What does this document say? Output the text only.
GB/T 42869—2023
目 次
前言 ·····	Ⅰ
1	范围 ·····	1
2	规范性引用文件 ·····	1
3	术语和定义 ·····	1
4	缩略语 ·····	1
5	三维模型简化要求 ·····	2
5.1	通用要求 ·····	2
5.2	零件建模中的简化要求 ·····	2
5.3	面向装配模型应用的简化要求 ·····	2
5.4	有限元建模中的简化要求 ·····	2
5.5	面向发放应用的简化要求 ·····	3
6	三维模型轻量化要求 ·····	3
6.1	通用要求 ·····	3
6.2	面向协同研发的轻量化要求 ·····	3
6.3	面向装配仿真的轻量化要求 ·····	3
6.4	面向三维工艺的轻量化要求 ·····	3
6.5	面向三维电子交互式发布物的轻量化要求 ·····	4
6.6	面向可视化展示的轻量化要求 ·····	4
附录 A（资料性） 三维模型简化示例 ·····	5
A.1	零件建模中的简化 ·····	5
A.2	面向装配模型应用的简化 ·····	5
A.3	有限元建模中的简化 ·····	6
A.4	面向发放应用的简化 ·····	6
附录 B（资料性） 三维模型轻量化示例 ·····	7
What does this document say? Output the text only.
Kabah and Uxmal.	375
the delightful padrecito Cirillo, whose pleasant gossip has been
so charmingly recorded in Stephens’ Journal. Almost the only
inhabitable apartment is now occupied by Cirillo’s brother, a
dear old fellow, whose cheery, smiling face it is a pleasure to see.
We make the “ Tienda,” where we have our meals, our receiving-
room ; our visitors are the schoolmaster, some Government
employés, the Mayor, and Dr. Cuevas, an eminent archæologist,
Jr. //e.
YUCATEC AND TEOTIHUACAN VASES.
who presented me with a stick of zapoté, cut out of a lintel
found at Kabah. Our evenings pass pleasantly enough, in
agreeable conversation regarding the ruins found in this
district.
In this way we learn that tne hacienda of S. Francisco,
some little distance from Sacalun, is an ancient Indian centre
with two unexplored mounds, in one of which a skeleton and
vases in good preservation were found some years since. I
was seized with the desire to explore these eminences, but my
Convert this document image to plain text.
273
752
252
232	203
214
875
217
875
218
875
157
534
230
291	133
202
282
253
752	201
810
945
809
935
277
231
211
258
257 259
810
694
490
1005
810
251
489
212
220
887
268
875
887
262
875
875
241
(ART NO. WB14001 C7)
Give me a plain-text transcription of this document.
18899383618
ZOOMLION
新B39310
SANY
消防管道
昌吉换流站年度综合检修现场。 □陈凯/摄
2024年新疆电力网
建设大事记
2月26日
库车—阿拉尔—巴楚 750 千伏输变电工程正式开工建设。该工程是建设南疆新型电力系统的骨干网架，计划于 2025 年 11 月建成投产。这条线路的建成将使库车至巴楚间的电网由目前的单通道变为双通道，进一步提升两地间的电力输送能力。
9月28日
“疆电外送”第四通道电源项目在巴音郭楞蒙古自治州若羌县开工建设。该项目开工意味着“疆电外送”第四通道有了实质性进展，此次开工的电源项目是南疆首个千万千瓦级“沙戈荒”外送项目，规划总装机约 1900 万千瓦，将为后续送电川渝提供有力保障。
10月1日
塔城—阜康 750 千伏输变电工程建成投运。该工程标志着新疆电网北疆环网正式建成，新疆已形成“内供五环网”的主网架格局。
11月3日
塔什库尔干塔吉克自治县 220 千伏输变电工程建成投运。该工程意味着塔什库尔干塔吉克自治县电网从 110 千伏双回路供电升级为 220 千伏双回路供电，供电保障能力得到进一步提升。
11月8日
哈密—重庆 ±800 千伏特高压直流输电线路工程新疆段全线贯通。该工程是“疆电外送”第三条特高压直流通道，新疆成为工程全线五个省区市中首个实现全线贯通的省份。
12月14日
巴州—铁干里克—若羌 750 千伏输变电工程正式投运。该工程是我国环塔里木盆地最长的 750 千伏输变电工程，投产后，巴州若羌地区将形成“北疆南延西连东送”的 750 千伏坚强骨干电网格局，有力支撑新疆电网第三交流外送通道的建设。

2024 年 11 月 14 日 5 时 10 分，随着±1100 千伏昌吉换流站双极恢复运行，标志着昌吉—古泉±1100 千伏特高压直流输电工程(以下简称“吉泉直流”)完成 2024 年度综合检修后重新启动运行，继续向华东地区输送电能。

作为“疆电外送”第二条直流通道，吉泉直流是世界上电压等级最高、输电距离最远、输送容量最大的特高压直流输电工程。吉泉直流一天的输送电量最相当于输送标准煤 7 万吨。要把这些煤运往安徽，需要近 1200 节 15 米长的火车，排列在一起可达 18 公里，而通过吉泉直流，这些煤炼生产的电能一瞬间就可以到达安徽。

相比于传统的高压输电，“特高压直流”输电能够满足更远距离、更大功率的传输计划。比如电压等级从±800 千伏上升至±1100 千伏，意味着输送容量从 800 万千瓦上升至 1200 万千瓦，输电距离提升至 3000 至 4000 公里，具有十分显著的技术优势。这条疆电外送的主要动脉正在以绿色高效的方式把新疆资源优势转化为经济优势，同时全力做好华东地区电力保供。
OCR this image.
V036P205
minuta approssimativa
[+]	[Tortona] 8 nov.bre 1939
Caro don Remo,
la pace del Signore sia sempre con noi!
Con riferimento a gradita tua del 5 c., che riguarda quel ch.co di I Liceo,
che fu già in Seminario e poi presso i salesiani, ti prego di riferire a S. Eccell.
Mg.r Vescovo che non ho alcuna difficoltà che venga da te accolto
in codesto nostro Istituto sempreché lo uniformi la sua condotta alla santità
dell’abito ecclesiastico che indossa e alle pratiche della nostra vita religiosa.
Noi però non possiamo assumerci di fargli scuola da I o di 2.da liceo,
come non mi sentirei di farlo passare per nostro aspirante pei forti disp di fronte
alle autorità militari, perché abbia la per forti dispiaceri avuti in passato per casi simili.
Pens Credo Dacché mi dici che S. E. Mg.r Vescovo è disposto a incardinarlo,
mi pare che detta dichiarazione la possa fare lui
++++++++++++++++++++
> [What the exercise asks]
Out of the material above, select every line that holds the string "this".

> [Task solution]
What does this document say? Output the text only.
What does this document say? Output the text only.
agreeable conversation regarding the ruins found in this
In this way we learn that tne hacienda of S. Francisco,
Convert this document image to plain text.
Give me a plain-text transcription of this document.
OCR this image.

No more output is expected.